● YOUR GOAL:
In the entries below, find the lines with the word "illustrations" and copy them.

(Extracted data entries)
** START **

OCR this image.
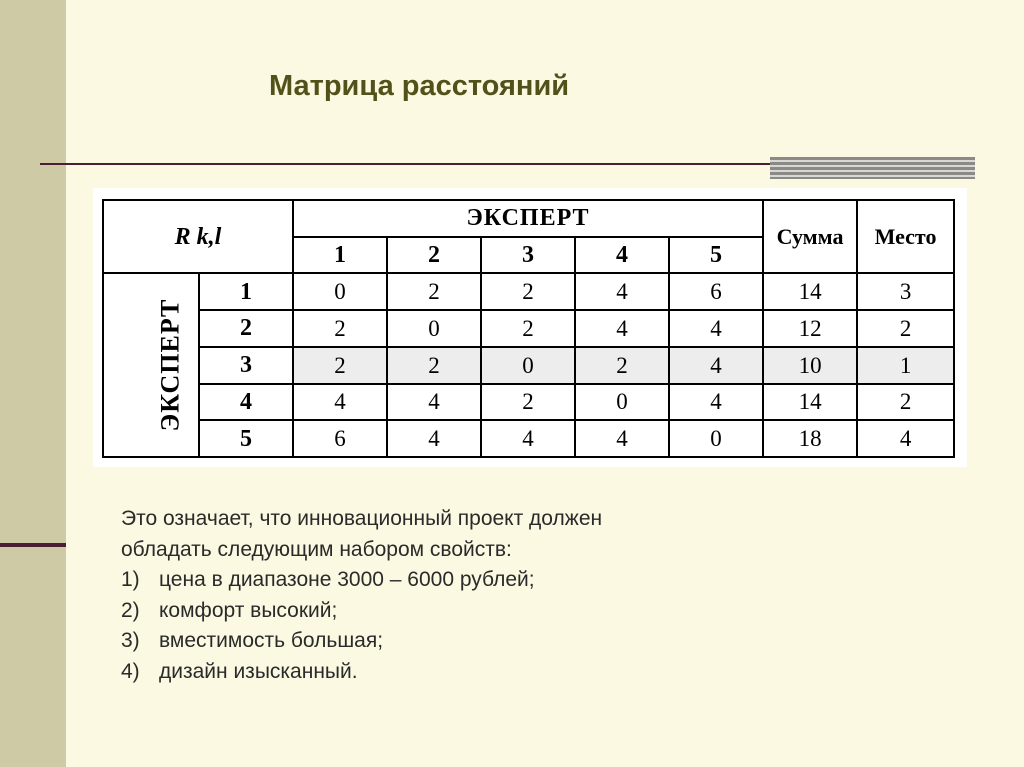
Матрица расстояний
R k,l		ЭКСПЕРТ					Сумма	Место
		1	2	3	4	5		
ЭКСПЕРТ	1	0	2	2	4	6	14	3
	2	2	0	2	4	4	12	2
	3	2	2	0	2	4	10	1
	4	4	4	2	0	4	14	2
	5	6	4	4	4	0	18	4

Это означает, что инновационный проект должен

обладать следующим набором свойств:

1) цена в диапазоне 3000 – 6000 рублей;
2) комфорт высокий;
3) вместимость большая;
4) дизайн изысканный.
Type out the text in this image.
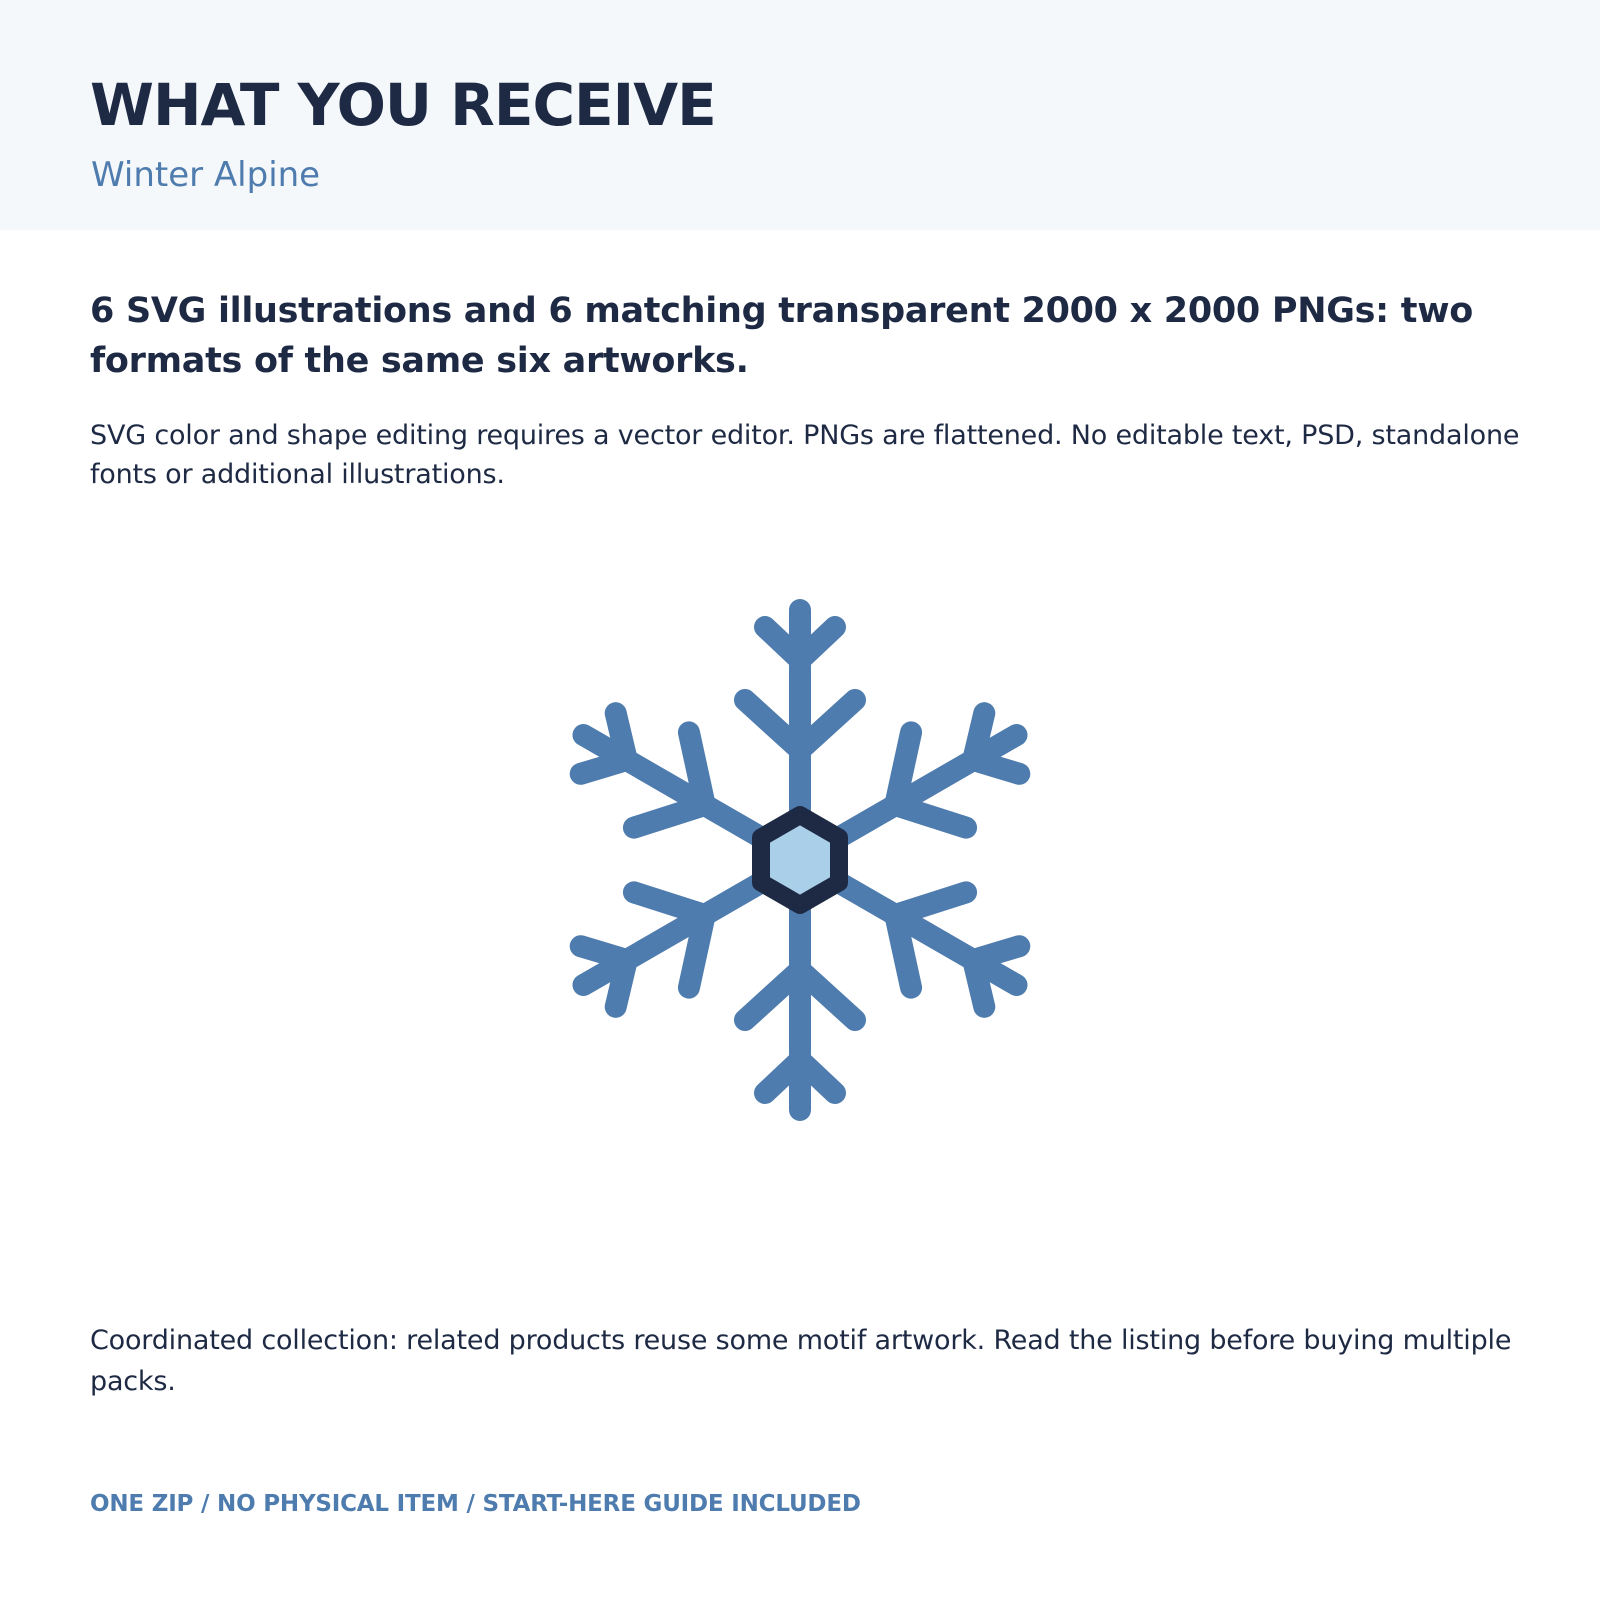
WHAT YOU RECEIVE

Winter Alpine

6 SVG illustrations and 6 matching transparent 2000 x 2000 PNGs: two formats of the same six artworks.

SVG color and shape editing requires a vector editor. PNGs are flattened. No editable text, PSD, standalone fonts or additional illustrations.

Coordinated collection: related products reuse some motif artwork. Read the listing before buying multiple packs.

ONE ZIP / NO PHYSICAL ITEM / START-HERE GUIDE INCLUDED
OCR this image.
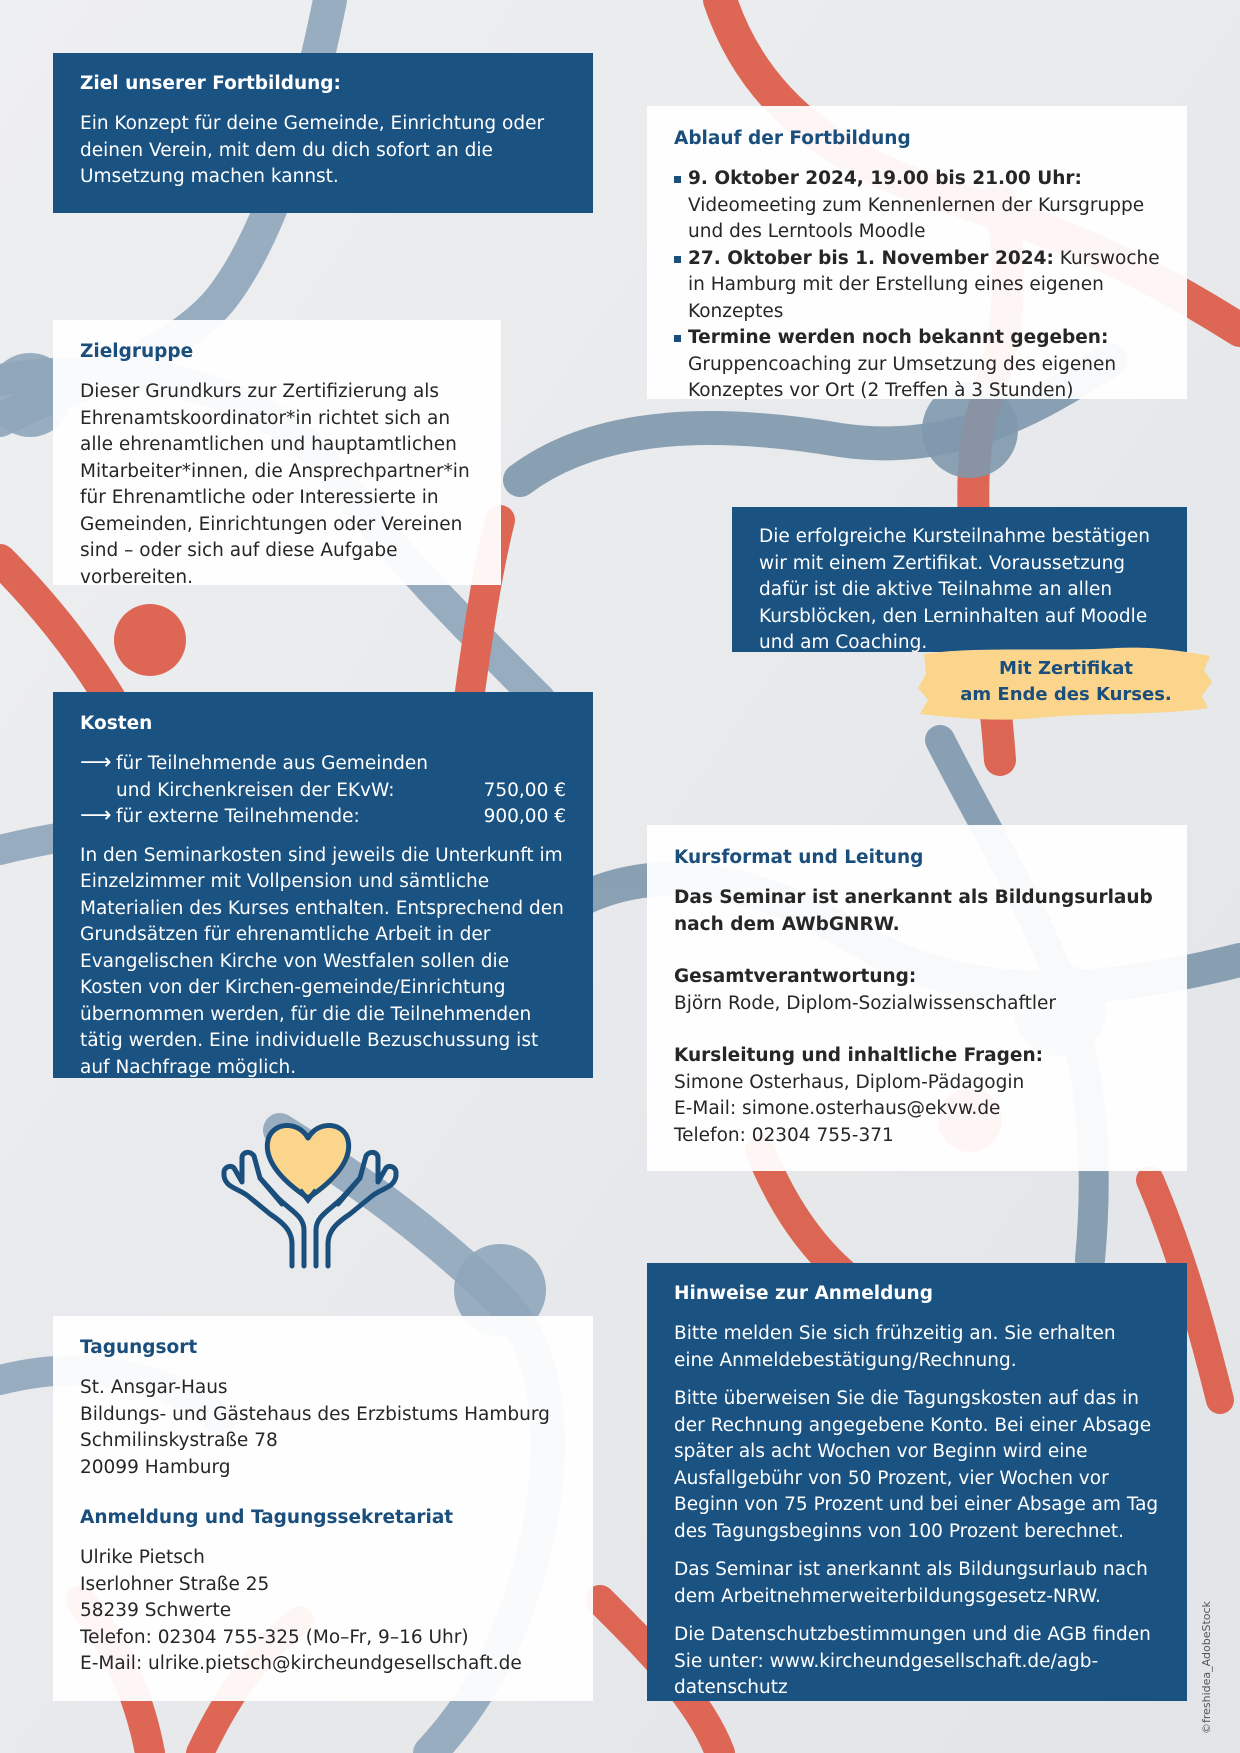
Ziel unserer Fortbildung:

Ein Konzept für deine Gemeinde, Einrichtung oder deinen Verein, mit dem du dich sofort an die Umsetzung machen kannst.

Ablauf der Fortbildung
9. Oktober 2024, 19.00 bis 21.00 Uhr: Videomeeting zum Kennenlernen der Kursgruppe und des Lerntools Moodle
27. Oktober bis 1. November 2024: Kurswoche in Hamburg mit der Erstellung eines eigenen Konzeptes
Termine werden noch bekannt gegeben: Gruppencoaching zur Umsetzung des eigenen Konzeptes vor Ort (2 Treffen à 3 Stunden)
Zielgruppe

Dieser Grundkurs zur Zertifizierung als Ehrenamtskoordinator*in richtet sich an alle ehrenamtlichen und hauptamtlichen Mitarbeiter*innen, die Ansprechpartner*in für Ehrenamtliche oder Interessierte in Gemeinden, Einrichtungen oder Vereinen sind – oder sich auf diese Aufgabe vorbereiten.

Die erfolgreiche Kursteilnahme bestätigen wir mit einem Zertifikat. Voraussetzung dafür ist die aktive Teilnahme an allen Kursblöcken, den Lerninhalten auf Moodle und am Coaching.

Mit Zertifikat
am Ende des Kurses.
Kosten
⟶ für Teilnehmende aus Gemeinden und Kirchenkreisen der EKvW:	750,00 €
⟶ für externe Teilnehmende:	900,00 €

In den Seminarkosten sind jeweils die Unterkunft im Einzelzimmer mit Vollpension und sämtliche Materialien des Kurses enthalten. Entsprechend den Grundsätzen für ehrenamtliche Arbeit in der Evangelischen Kirche von Westfalen sollen die Kosten von der Kirchen-gemeinde/Einrichtung übernommen werden, für die die Teilnehmenden tätig werden. Eine individuelle Bezuschussung ist auf Nachfrage möglich.

Kursformat und Leitung

Das Seminar ist anerkannt als Bildungsurlaub
nach dem AWbGNRW.

Gesamtverantwortung:

Björn Rode, Diplom-Sozialwissenschaftler

Kursleitung und inhaltliche Fragen:

Simone Osterhaus, Diplom-Pädagogin

E-Mail: simone.osterhaus@ekvw.de

Telefon: 02304 755-371

Tagungsort

St. Ansgar-Haus

Bildungs- und Gästehaus des Erzbistums Hamburg

Schmilinskystraße 78

20099 Hamburg

Anmeldung und Tagungssekretariat

Ulrike Pietsch

Iserlohner Straße 25

58239 Schwerte

Telefon: 02304 755-325 (Mo–Fr, 9–16 Uhr)

E-Mail: ulrike.pietsch@kircheundgesellschaft.de

Hinweise zur Anmeldung

Bitte melden Sie sich frühzeitig an. Sie erhalten eine Anmeldebestätigung/Rechnung.

Bitte überweisen Sie die Tagungskosten auf das in der Rechnung angegebene Konto. Bei einer Absage später als acht Wochen vor Beginn wird eine Ausfallgebühr von 50 Prozent, vier Wochen vor Beginn von 75 Prozent und bei einer Absage am Tag des Tagungsbeginns von 100 Prozent berechnet.

Das Seminar ist anerkannt als Bildungsurlaub nach dem Arbeitnehmerweiterbildungsgesetz-NRW.

Die Datenschutzbestimmungen und die AGB finden Sie unter: www.kircheundgesellschaft.de/agb-datenschutz	©freshidea_AdobeStock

** END **

● EXERCISE RESPONSE:
6 SVG illustrations and 6 matching transparent 2000 x 2000 PNGs: two formats of the same six artworks.
SVG color and shape editing requires a vector editor. PNGs are flattened. No editable text, PSD, standalone fonts or additional illustrations.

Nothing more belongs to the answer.